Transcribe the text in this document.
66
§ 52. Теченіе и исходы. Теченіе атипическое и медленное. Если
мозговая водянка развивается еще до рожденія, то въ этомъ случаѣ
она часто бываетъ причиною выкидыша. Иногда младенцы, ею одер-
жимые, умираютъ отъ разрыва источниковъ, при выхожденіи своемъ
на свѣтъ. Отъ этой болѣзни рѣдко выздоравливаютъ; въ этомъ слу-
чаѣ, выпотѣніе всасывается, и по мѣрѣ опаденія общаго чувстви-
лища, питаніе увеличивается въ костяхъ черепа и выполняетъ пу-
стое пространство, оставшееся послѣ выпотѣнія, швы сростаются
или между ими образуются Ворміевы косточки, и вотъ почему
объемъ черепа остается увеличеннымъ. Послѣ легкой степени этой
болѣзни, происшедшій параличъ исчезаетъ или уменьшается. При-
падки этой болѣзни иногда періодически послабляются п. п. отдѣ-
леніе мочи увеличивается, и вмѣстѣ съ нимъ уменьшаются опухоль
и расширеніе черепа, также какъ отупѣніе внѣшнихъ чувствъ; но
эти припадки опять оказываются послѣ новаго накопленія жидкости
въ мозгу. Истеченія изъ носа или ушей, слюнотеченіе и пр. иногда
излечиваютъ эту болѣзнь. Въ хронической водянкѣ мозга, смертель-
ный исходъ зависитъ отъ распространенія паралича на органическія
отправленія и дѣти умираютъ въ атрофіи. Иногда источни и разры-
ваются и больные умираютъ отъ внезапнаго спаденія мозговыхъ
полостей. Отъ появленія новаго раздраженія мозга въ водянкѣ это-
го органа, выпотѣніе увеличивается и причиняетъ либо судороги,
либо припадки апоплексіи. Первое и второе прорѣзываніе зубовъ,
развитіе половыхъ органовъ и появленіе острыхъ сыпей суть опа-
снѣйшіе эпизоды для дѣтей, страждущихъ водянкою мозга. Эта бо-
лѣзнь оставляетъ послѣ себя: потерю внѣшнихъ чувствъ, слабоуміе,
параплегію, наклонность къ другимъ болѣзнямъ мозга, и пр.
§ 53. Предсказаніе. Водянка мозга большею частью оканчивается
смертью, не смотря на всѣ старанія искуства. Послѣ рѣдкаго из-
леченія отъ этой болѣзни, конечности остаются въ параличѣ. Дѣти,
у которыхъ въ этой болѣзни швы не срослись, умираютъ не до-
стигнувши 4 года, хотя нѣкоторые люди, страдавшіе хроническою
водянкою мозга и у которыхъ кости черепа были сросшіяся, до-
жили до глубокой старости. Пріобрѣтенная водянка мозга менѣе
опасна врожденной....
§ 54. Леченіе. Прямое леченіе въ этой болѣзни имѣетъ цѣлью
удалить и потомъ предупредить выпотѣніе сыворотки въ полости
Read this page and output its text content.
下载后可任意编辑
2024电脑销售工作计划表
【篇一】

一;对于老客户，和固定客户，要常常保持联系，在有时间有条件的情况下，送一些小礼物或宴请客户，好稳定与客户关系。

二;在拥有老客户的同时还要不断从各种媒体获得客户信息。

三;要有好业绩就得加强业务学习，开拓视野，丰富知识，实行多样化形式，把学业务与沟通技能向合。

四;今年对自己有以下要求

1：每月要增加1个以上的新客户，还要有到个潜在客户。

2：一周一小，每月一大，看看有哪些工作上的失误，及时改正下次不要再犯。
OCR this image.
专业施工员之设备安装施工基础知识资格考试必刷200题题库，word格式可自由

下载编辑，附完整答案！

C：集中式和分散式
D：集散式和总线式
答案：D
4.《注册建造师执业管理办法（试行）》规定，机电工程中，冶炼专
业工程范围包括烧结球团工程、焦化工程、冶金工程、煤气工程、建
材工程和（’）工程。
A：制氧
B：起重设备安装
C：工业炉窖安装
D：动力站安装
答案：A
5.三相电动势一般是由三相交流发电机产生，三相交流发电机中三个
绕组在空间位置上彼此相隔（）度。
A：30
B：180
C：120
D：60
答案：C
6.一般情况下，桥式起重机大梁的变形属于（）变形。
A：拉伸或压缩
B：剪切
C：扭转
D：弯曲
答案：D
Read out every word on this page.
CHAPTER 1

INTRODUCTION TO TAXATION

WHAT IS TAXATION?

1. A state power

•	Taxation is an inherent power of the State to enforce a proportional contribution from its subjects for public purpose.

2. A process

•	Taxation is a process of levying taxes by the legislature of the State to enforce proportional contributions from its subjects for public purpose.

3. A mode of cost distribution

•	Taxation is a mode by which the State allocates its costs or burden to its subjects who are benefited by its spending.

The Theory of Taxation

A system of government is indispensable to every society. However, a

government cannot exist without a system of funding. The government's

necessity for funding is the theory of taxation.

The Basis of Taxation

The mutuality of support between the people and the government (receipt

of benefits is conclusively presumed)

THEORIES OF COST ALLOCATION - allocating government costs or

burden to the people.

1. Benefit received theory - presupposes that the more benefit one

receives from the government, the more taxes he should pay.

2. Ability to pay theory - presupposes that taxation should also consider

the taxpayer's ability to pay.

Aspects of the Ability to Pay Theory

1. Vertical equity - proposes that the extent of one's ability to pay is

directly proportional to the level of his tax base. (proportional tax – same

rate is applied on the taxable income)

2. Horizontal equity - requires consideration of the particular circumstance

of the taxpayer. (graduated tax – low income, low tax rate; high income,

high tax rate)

━━━━━━━━━━

▸ **Request**
Reproduce the listing above verbatim, from first line to last.

▸ **Task output**
Transcribe the text in this document.
66
§ 52. Теченіе и исходы. Теченіе атипическое и медленное. Если
мозговая водянка развивается еще до рожденія, то въ этомъ случаѣ
она часто бываетъ причиною выкидыша. Иногда младенцы, ею одер-
жимые, умираютъ отъ разрыва источниковъ, при выхожденіи своемъ
на свѣтъ. Отъ этой болѣзни рѣдко выздоравливаютъ; въ этомъ слу-
чаѣ, выпотѣніе всасывается, и по мѣрѣ опаденія общаго чувстви-
лища, питаніе увеличивается въ костяхъ черепа и выполняетъ пу-
стое пространство, оставшееся послѣ выпотѣнія, швы сростаются
или между ими образуются Ворміевы косточки, и вотъ почему
объемъ черепа остается увеличеннымъ. Послѣ легкой степени этой
болѣзни, происшедшій параличъ исчезаетъ или уменьшается. При-
падки этой болѣзни иногда періодически послабляются п. п. отдѣ-
леніе мочи увеличивается, и вмѣстѣ съ нимъ уменьшаются опухоль
и расширеніе черепа, также какъ отупѣніе внѣшнихъ чувствъ; но
эти припадки опять оказываются послѣ новаго накопленія жидкости
въ мозгу. Истеченія изъ носа или ушей, слюнотеченіе и пр. иногда
излечиваютъ эту болѣзнь. Въ хронической водянкѣ мозга, смертель-
ный исходъ зависитъ отъ распространенія паралича на органическія
отправленія и дѣти умираютъ въ атрофіи. Иногда источни и разры-
ваются и больные умираютъ отъ внезапнаго спаденія мозговыхъ
полостей. Отъ появленія новаго раздраженія мозга въ водянкѣ это-
го органа, выпотѣніе увеличивается и причиняетъ либо судороги,
либо припадки апоплексіи. Первое и второе прорѣзываніе зубовъ,
развитіе половыхъ органовъ и появленіе острыхъ сыпей суть опа-
снѣйшіе эпизоды для дѣтей, страждущихъ водянкою мозга. Эта бо-
лѣзнь оставляетъ послѣ себя: потерю внѣшнихъ чувствъ, слабоуміе,
параплегію, наклонность къ другимъ болѣзнямъ мозга, и пр.
§ 53. Предсказаніе. Водянка мозга большею частью оканчивается
смертью, не смотря на всѣ старанія искуства. Послѣ рѣдкаго из-
леченія отъ этой болѣзни, конечности остаются въ параличѣ. Дѣти,
у которыхъ въ этой болѣзни швы не срослись, умираютъ не до-
стигнувши 4 года, хотя нѣкоторые люди, страдавшіе хроническою
водянкою мозга и у которыхъ кости черепа были сросшіяся, до-
жили до глубокой старости. Пріобрѣтенная водянка мозга менѣе
опасна врожденной....
§ 54. Леченіе. Прямое леченіе въ этой болѣзни имѣетъ цѣлью
удалить и потомъ предупредить выпотѣніе сыворотки въ полости
Read this page and output its text content.
下载后可任意编辑
2024电脑销售工作计划表
【篇一】

一;对于老客户，和固定客户，要常常保持联系，在有时间有条件的情况下，送一些小礼物或宴请客户，好稳定与客户关系。

二;在拥有老客户的同时还要不断从各种媒体获得客户信息。

三;要有好业绩就得加强业务学习，开拓视野，丰富知识，实行多样化形式，把学业务与沟通技能向合。

四;今年对自己有以下要求

1：每月要增加1个以上的新客户，还要有到个潜在客户。

2：一周一小，每月一大，看看有哪些工作上的失误，及时改正下次不要再犯。
OCR this image.
专业施工员之设备安装施工基础知识资格考试必刷200题题库，word格式可自由

下载编辑，附完整答案！

C：集中式和分散式
D：集散式和总线式
答案：D
4.《注册建造师执业管理办法（试行）》规定，机电工程中，冶炼专
业工程范围包括烧结球团工程、焦化工程、冶金工程、煤气工程、建
材工程和（’）工程。
A：制氧
B：起重设备安装
C：工业炉窖安装
D：动力站安装
答案：A
5.三相电动势一般是由三相交流发电机产生，三相交流发电机中三个
绕组在空间位置上彼此相隔（）度。
A：30
B：180
C：120
D：60
答案：C
6.一般情况下，桥式起重机大梁的变形属于（）变形。
A：拉伸或压缩
B：剪切
C：扭转
D：弯曲
答案：D
Read out every word on this page.
CHAPTER 1

INTRODUCTION TO TAXATION

WHAT IS TAXATION?

1. A state power

•	Taxation is an inherent power of the State to enforce a proportional contribution from its subjects for public purpose.

2. A process

•	Taxation is a process of levying taxes by the legislature of the State to enforce proportional contributions from its subjects for public purpose.

3. A mode of cost distribution

•	Taxation is a mode by which the State allocates its costs or burden to its subjects who are benefited by its spending.

The Theory of Taxation

A system of government is indispensable to every society. However, a

government cannot exist without a system of funding. The government's

necessity for funding is the theory of taxation.

The Basis of Taxation

The mutuality of support between the people and the government (receipt

of benefits is conclusively presumed)

THEORIES OF COST ALLOCATION - allocating government costs or

burden to the people.

1. Benefit received theory - presupposes that the more benefit one

receives from the government, the more taxes he should pay.

2. Ability to pay theory - presupposes that taxation should also consider

the taxpayer's ability to pay.

Aspects of the Ability to Pay Theory

1. Vertical equity - proposes that the extent of one's ability to pay is

directly proportional to the level of his tax base. (proportional tax – same

rate is applied on the taxable income)

2. Horizontal equity - requires consideration of the particular circumstance

of the taxpayer. (graduated tax – low income, low tax rate; high income,

high tax rate)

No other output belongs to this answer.